THE PROBLEM: Pictures don't belong in the copy; print all the records exactly.

SUPPLIED MATERIAL:
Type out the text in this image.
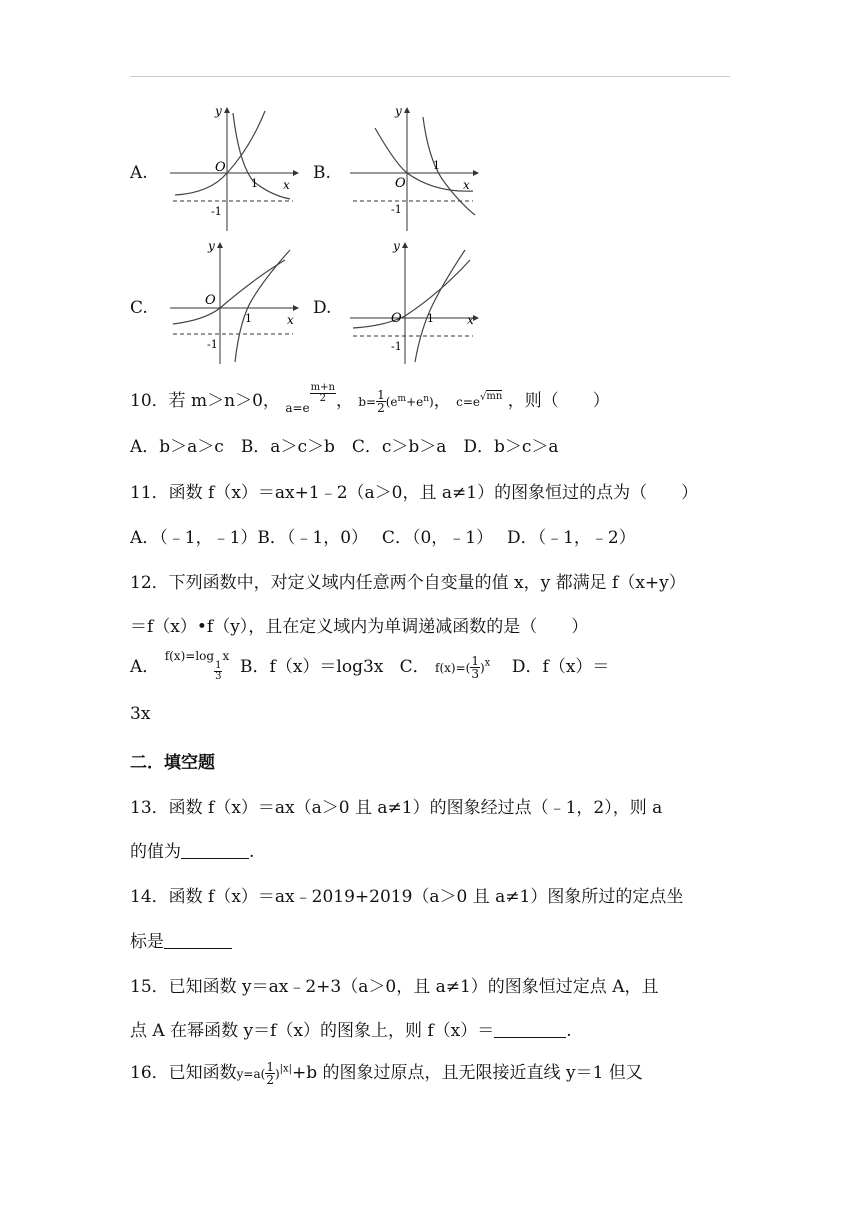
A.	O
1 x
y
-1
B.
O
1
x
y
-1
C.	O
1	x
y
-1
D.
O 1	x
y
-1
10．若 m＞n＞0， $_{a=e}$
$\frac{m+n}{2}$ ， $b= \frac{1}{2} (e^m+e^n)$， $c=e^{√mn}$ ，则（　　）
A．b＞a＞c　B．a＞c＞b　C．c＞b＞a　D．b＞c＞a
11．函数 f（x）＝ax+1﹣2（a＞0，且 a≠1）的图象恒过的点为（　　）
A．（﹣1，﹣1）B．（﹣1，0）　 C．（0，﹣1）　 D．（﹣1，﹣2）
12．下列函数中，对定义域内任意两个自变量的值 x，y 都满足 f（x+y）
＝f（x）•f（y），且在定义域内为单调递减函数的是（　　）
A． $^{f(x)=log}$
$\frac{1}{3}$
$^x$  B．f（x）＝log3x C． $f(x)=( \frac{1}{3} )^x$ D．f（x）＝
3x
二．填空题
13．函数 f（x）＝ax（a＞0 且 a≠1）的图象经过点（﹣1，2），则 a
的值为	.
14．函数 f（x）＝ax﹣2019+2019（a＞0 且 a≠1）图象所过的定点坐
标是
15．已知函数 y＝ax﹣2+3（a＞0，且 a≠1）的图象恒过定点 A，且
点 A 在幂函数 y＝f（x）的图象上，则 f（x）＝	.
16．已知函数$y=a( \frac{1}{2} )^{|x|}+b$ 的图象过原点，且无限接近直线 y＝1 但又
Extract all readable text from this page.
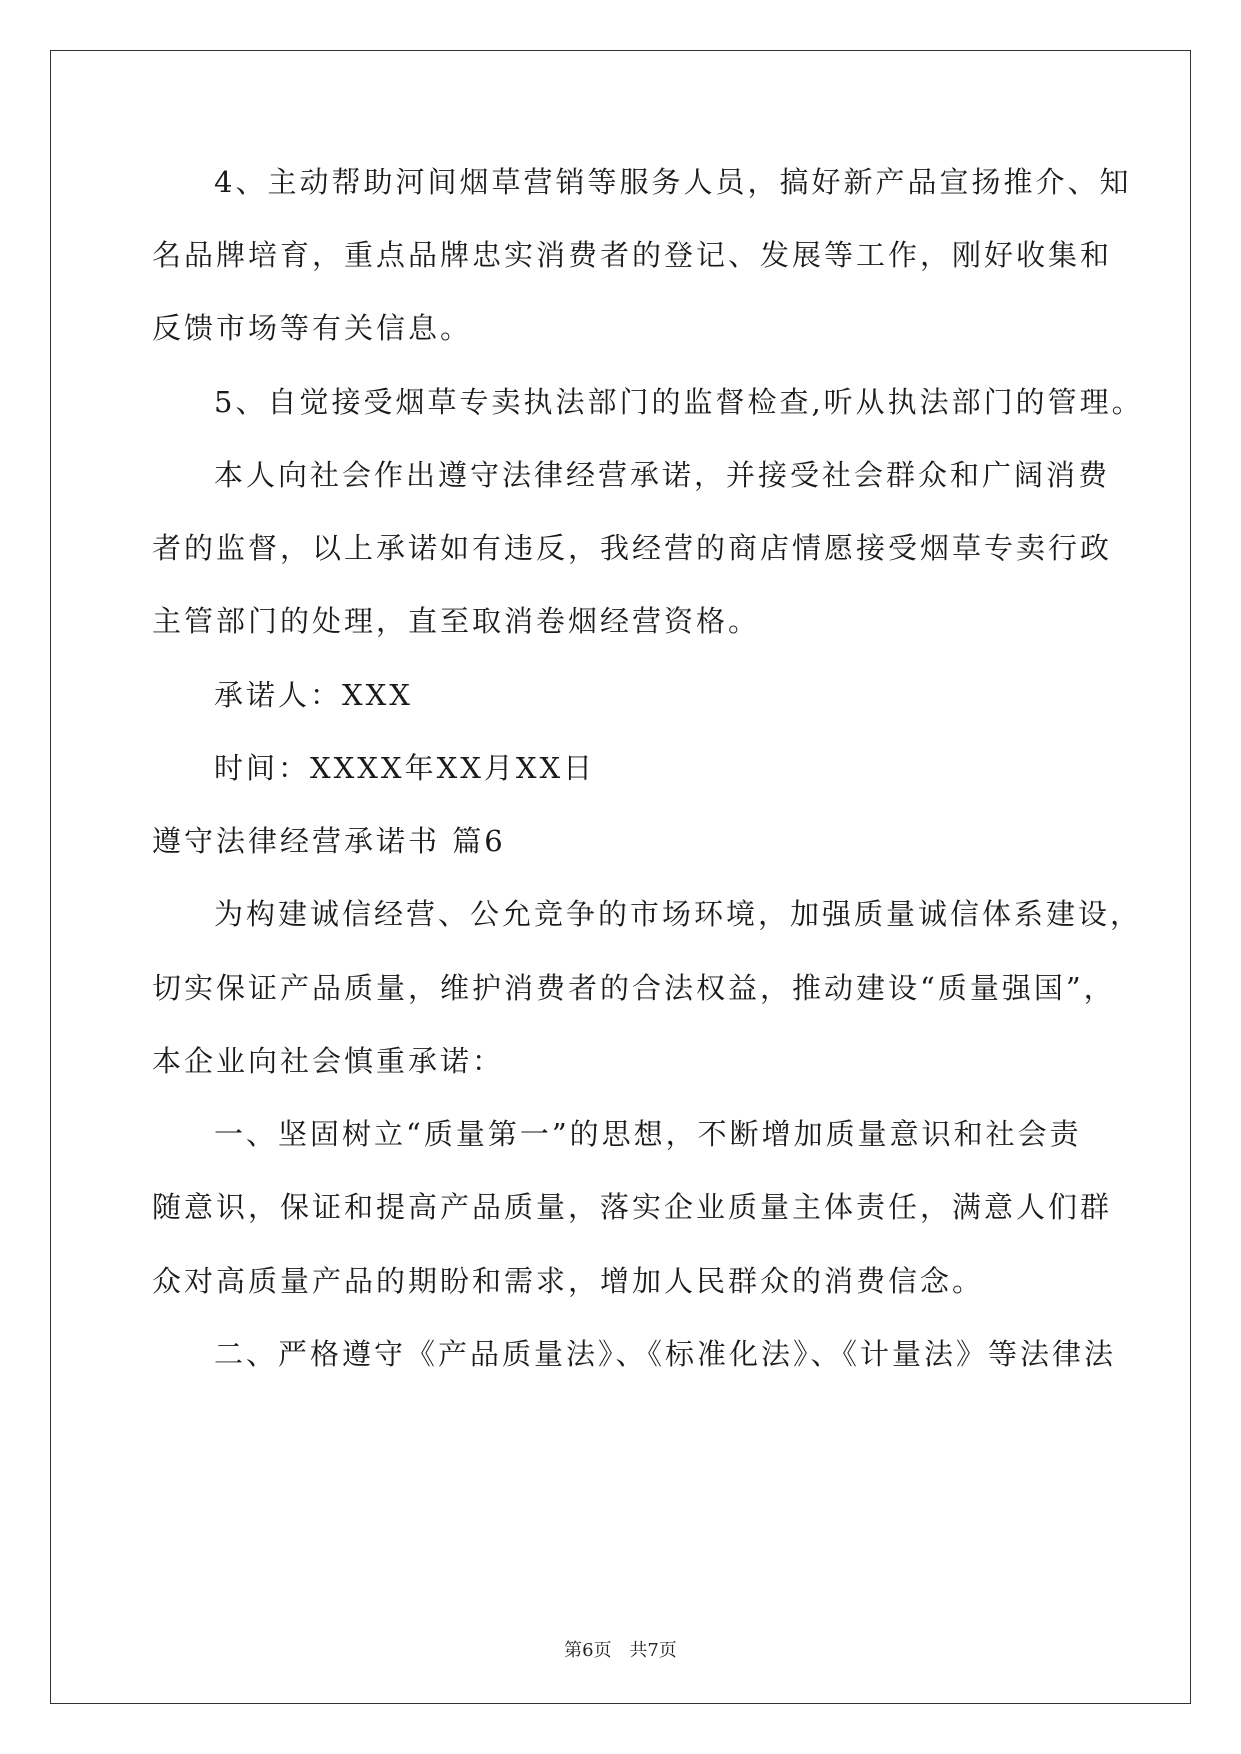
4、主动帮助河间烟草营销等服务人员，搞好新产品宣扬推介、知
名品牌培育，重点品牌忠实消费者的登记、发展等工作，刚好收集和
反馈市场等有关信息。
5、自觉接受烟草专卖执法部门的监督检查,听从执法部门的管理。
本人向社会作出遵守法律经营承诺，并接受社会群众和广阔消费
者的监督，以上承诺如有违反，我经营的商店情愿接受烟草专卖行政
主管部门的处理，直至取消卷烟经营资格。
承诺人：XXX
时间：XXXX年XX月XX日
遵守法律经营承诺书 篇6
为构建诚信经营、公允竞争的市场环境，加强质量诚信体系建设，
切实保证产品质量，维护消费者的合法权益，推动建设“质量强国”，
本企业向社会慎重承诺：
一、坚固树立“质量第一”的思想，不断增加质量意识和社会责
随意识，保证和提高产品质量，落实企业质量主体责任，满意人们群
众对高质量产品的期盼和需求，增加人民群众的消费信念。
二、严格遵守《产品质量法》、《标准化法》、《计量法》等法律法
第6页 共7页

RESPONSE TO THIS EXERCISE:
Type out the text in this image.
A.	O
1 x
y
-1
B.
O
1
x
y
-1
C.	O
1	x
y
-1
D.
O 1	x
y
-1
10．若 m＞n＞0， $_{a=e}$
$\frac{m+n}{2}$ ， $b= \frac{1}{2} (e^m+e^n)$， $c=e^{√mn}$ ，则（　　）
A．b＞a＞c　B．a＞c＞b　C．c＞b＞a　D．b＞c＞a
11．函数 f（x）＝ax+1﹣2（a＞0，且 a≠1）的图象恒过的点为（　　）
A．（﹣1，﹣1）B．（﹣1，0）　 C．（0，﹣1）　 D．（﹣1，﹣2）
12．下列函数中，对定义域内任意两个自变量的值 x，y 都满足 f（x+y）
＝f（x）•f（y），且在定义域内为单调递减函数的是（　　）
A． $^{f(x)=log}$
$\frac{1}{3}$
$^x$  B．f（x）＝log3x C． $f(x)=( \frac{1}{3} )^x$ D．f（x）＝
3x
二．填空题
13．函数 f（x）＝ax（a＞0 且 a≠1）的图象经过点（﹣1，2），则 a
的值为	.
14．函数 f（x）＝ax﹣2019+2019（a＞0 且 a≠1）图象所过的定点坐
标是
15．已知函数 y＝ax﹣2+3（a＞0，且 a≠1）的图象恒过定点 A，且
点 A 在幂函数 y＝f（x）的图象上，则 f（x）＝	.
16．已知函数$y=a( \frac{1}{2} )^{|x|}+b$ 的图象过原点，且无限接近直线 y＝1 但又
Extract all readable text from this page.
4、主动帮助河间烟草营销等服务人员，搞好新产品宣扬推介、知
名品牌培育，重点品牌忠实消费者的登记、发展等工作，刚好收集和
反馈市场等有关信息。
5、自觉接受烟草专卖执法部门的监督检查,听从执法部门的管理。
本人向社会作出遵守法律经营承诺，并接受社会群众和广阔消费
者的监督，以上承诺如有违反，我经营的商店情愿接受烟草专卖行政
主管部门的处理，直至取消卷烟经营资格。
承诺人：XXX
时间：XXXX年XX月XX日
遵守法律经营承诺书 篇6
为构建诚信经营、公允竞争的市场环境，加强质量诚信体系建设，
切实保证产品质量，维护消费者的合法权益，推动建设“质量强国”，
本企业向社会慎重承诺：
一、坚固树立“质量第一”的思想，不断增加质量意识和社会责
随意识，保证和提高产品质量，落实企业质量主体责任，满意人们群
众对高质量产品的期盼和需求，增加人民群众的消费信念。
二、严格遵守《产品质量法》、《标准化法》、《计量法》等法律法
第6页 共7页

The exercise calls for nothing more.